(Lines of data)
----
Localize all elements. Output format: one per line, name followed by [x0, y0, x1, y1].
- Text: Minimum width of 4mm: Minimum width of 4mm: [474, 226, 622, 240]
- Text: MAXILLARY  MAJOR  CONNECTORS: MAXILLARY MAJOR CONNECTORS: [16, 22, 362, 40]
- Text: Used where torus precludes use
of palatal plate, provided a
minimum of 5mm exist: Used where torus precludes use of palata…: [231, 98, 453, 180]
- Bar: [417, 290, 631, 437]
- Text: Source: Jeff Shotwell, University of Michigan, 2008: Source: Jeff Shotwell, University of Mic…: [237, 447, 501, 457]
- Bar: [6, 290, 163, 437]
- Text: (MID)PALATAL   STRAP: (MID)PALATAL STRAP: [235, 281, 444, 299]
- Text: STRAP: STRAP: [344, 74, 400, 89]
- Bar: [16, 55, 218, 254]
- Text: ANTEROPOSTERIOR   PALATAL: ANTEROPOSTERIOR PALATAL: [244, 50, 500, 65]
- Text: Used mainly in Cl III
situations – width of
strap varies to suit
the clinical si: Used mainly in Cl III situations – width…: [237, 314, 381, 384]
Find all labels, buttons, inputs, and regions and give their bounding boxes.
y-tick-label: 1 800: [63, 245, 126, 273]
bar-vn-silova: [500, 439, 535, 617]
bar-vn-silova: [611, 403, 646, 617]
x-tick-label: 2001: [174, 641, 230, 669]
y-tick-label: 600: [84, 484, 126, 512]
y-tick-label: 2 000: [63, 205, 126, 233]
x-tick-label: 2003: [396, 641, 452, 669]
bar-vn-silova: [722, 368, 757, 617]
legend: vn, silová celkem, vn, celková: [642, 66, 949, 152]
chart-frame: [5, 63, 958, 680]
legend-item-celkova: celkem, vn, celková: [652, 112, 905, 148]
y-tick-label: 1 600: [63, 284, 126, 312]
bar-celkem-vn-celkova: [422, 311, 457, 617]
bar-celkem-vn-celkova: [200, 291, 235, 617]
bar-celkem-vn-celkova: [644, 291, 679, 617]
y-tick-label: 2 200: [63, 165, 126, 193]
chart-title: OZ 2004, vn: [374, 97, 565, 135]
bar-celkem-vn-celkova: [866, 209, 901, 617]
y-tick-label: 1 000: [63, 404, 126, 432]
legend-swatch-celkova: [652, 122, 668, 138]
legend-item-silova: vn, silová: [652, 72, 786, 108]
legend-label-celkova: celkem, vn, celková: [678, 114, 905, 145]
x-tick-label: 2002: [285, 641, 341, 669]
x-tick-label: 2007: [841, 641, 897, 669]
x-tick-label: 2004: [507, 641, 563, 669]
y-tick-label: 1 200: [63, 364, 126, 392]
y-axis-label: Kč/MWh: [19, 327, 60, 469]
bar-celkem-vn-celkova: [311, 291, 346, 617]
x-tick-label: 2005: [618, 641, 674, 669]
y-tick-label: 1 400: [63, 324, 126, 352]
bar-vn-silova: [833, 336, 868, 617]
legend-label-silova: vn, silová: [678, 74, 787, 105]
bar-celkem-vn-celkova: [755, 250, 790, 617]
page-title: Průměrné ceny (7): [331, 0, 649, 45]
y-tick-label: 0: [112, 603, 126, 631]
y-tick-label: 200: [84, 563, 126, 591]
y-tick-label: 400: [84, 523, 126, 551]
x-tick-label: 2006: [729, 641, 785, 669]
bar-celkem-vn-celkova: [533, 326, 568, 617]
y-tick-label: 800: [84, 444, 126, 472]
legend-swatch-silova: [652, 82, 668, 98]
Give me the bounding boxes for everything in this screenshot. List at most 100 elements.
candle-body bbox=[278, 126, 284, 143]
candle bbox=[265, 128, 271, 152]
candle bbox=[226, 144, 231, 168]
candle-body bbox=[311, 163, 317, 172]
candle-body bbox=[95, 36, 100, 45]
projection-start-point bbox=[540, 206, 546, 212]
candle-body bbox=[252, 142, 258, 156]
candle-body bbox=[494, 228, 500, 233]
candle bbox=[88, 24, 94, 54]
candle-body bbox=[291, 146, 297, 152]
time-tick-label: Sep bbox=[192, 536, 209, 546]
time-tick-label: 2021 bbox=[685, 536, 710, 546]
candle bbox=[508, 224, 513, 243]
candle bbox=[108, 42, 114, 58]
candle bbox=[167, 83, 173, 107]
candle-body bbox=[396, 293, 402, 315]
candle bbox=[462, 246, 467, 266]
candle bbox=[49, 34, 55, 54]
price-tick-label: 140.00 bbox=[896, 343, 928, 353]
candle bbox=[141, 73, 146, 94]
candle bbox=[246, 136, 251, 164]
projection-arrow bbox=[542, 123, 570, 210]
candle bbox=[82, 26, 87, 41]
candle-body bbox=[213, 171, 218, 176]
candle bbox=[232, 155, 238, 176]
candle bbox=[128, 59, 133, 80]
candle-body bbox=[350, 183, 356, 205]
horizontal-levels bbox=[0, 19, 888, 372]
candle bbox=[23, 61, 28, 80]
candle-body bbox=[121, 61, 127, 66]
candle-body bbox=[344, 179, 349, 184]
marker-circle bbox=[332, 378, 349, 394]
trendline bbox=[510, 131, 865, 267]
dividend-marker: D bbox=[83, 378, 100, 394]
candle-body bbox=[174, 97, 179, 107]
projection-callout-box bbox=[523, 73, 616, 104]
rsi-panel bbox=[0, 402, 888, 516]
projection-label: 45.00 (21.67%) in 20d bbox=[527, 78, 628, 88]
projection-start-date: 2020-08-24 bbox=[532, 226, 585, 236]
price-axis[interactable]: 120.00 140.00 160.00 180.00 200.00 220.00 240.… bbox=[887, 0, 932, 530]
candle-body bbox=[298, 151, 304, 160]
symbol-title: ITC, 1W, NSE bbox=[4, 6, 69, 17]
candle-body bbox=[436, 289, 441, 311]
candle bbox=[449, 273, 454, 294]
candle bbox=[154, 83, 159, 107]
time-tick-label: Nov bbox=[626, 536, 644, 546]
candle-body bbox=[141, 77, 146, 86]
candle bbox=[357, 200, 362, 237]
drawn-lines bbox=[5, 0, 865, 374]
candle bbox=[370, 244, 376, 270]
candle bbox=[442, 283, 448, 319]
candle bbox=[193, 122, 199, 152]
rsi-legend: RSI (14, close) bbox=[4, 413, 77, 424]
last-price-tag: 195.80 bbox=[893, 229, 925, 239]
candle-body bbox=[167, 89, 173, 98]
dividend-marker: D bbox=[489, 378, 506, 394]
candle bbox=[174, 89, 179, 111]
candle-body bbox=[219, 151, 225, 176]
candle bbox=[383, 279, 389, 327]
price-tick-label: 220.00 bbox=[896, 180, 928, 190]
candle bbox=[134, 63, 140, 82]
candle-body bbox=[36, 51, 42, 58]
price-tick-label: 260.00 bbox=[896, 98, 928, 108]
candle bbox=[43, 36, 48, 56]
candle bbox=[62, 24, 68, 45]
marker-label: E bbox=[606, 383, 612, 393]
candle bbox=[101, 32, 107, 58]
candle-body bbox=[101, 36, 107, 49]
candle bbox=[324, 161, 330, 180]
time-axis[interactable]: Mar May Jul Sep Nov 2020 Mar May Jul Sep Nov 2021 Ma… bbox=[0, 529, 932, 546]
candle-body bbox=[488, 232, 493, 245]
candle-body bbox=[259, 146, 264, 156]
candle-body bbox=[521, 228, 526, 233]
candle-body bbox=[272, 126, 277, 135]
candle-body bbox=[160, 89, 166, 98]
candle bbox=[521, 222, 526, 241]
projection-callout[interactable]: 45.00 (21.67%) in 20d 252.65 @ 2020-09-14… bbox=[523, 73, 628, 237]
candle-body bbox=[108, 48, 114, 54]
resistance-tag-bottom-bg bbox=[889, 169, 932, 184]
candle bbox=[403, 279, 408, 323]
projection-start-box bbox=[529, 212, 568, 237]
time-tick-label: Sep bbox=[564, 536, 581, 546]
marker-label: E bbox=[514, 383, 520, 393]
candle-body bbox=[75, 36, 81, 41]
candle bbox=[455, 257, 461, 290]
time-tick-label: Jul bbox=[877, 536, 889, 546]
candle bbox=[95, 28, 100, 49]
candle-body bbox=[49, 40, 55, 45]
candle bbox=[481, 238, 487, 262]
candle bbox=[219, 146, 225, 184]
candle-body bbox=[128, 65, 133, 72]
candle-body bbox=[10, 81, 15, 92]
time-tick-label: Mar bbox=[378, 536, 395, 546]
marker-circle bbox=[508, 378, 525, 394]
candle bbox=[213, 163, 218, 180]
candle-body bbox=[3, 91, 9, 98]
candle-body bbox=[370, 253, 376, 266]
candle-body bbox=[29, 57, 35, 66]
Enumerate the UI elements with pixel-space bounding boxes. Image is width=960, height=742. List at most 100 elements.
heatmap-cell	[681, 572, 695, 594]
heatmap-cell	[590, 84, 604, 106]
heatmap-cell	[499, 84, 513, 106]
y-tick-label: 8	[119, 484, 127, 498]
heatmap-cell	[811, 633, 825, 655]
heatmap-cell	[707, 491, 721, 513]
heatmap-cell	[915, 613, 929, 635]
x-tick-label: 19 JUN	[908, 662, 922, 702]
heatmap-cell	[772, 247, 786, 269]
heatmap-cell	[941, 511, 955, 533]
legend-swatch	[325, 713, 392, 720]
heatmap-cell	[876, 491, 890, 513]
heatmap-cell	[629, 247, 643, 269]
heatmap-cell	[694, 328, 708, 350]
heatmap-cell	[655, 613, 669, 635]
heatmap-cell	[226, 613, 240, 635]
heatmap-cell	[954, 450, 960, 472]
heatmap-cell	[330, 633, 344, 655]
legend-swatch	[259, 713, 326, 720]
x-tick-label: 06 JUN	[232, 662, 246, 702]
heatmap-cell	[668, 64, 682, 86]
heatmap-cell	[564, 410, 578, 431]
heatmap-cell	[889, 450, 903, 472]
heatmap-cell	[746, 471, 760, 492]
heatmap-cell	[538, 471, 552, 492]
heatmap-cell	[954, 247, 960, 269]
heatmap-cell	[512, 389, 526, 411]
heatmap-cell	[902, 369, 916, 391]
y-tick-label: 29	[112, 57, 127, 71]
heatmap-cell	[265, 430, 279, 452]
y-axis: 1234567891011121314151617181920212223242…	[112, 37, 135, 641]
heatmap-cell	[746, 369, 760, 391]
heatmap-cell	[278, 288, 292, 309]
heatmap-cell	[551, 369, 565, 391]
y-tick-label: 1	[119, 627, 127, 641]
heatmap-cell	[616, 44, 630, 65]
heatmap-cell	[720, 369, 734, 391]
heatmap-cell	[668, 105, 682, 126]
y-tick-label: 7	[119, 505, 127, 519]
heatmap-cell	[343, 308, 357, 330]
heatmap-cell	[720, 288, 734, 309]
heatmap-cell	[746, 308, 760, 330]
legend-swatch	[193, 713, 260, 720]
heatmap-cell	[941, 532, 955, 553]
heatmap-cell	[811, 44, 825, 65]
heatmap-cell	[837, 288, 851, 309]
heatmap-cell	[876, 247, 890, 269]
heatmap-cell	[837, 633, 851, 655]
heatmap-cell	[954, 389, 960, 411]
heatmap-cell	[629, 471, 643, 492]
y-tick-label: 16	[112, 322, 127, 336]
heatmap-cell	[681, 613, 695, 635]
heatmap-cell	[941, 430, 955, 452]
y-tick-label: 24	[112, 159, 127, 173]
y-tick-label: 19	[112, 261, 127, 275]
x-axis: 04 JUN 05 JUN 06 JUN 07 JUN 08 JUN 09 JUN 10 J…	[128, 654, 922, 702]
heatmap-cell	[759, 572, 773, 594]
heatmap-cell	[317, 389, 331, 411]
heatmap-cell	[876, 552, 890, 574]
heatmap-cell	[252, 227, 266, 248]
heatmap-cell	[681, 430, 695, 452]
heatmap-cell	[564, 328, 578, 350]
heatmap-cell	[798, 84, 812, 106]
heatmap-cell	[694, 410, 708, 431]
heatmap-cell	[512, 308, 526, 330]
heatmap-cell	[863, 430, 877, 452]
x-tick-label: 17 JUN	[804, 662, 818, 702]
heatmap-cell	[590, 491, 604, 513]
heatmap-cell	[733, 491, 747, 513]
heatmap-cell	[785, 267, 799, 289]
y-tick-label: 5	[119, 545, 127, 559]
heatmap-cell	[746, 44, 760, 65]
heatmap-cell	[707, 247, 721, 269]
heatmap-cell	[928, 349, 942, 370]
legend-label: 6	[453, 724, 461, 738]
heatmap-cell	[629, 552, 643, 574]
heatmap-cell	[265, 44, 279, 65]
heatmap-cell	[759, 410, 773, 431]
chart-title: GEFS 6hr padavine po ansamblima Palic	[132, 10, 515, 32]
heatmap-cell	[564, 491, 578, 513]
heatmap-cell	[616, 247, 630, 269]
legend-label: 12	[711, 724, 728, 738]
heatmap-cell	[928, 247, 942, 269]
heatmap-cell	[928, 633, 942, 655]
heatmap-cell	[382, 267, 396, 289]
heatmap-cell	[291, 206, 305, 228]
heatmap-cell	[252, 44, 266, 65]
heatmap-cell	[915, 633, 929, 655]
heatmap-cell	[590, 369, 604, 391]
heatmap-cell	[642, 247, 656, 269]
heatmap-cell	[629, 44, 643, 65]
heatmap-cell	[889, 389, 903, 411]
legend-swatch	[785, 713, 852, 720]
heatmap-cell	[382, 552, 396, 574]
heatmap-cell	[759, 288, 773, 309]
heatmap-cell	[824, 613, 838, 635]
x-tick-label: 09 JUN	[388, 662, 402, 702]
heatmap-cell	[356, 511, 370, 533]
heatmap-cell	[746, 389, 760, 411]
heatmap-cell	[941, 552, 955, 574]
----
**What you are asked to do**
Reproduce the rows from the very first one through the row that contains "bar-vn-silova: [833, 336, 868, 617]", with both included.

**Solution**
Localize all elements. Output format: one per line, name followed by [x0, y0, x1, y1].
- Text: Minimum width of 4mm: Minimum width of 4mm: [474, 226, 622, 240]
- Text: MAXILLARY  MAJOR  CONNECTORS: MAXILLARY MAJOR CONNECTORS: [16, 22, 362, 40]
- Text: Used where torus precludes use
of palatal plate, provided a
minimum of 5mm exist: Used where torus precludes use of palata…: [231, 98, 453, 180]
- Bar: [417, 290, 631, 437]
- Text: Source: Jeff Shotwell, University of Michigan, 2008: Source: Jeff Shotwell, University of Mic…: [237, 447, 501, 457]
- Bar: [6, 290, 163, 437]
- Text: (MID)PALATAL   STRAP: (MID)PALATAL STRAP: [235, 281, 444, 299]
- Text: STRAP: STRAP: [344, 74, 400, 89]
- Bar: [16, 55, 218, 254]
- Text: ANTEROPOSTERIOR   PALATAL: ANTEROPOSTERIOR PALATAL: [244, 50, 500, 65]
- Text: Used mainly in Cl III
situations – width of
strap varies to suit
the clinical si: Used mainly in Cl III situations – width…: [237, 314, 381, 384]
Find all labels, buttons, inputs, and regions and give their bounding boxes.
y-tick-label: 1 800: [63, 245, 126, 273]
bar-vn-silova: [500, 439, 535, 617]
bar-vn-silova: [611, 403, 646, 617]
x-tick-label: 2001: [174, 641, 230, 669]
y-tick-label: 600: [84, 484, 126, 512]
y-tick-label: 2 000: [63, 205, 126, 233]
x-tick-label: 2003: [396, 641, 452, 669]
bar-vn-silova: [722, 368, 757, 617]
legend: vn, silová celkem, vn, celková: [642, 66, 949, 152]
chart-frame: [5, 63, 958, 680]
legend-item-celkova: celkem, vn, celková: [652, 112, 905, 148]
y-tick-label: 1 600: [63, 284, 126, 312]
bar-celkem-vn-celkova: [422, 311, 457, 617]
bar-celkem-vn-celkova: [200, 291, 235, 617]
bar-celkem-vn-celkova: [644, 291, 679, 617]
y-tick-label: 2 200: [63, 165, 126, 193]
chart-title: OZ 2004, vn: [374, 97, 565, 135]
bar-celkem-vn-celkova: [866, 209, 901, 617]
y-tick-label: 1 000: [63, 404, 126, 432]
legend-swatch-celkova: [652, 122, 668, 138]
legend-item-silova: vn, silová: [652, 72, 786, 108]
legend-label-celkova: celkem, vn, celková: [678, 114, 905, 145]
x-tick-label: 2002: [285, 641, 341, 669]
x-tick-label: 2007: [841, 641, 897, 669]
x-tick-label: 2004: [507, 641, 563, 669]
y-tick-label: 1 200: [63, 364, 126, 392]
y-axis-label: Kč/MWh: [19, 327, 60, 469]
bar-celkem-vn-celkova: [311, 291, 346, 617]
x-tick-label: 2005: [618, 641, 674, 669]
y-tick-label: 1 400: [63, 324, 126, 352]
bar-vn-silova: [833, 336, 868, 617]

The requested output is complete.